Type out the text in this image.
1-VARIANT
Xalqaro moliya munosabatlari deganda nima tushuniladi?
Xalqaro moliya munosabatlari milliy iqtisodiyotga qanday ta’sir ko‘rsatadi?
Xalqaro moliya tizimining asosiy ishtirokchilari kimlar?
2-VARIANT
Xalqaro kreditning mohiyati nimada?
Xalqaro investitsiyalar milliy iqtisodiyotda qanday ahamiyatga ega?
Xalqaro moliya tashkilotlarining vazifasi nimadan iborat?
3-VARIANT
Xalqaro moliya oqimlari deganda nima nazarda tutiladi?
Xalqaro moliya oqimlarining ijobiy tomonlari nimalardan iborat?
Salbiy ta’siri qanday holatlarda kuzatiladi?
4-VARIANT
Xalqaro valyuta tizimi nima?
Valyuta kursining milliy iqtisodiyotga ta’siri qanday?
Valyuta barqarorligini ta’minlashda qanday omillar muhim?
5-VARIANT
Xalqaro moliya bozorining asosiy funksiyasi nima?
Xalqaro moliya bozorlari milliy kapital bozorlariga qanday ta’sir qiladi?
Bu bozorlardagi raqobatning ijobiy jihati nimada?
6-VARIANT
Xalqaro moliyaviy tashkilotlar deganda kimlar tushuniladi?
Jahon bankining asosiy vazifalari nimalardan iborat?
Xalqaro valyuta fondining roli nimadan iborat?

Work to be completed: Report all lines of the data that include the word "tushuniladi".

Task answer:
Xalqaro moliya munosabatlari deganda nima tushuniladi?
Xalqaro moliyaviy tashkilotlar deganda kimlar tushuniladi?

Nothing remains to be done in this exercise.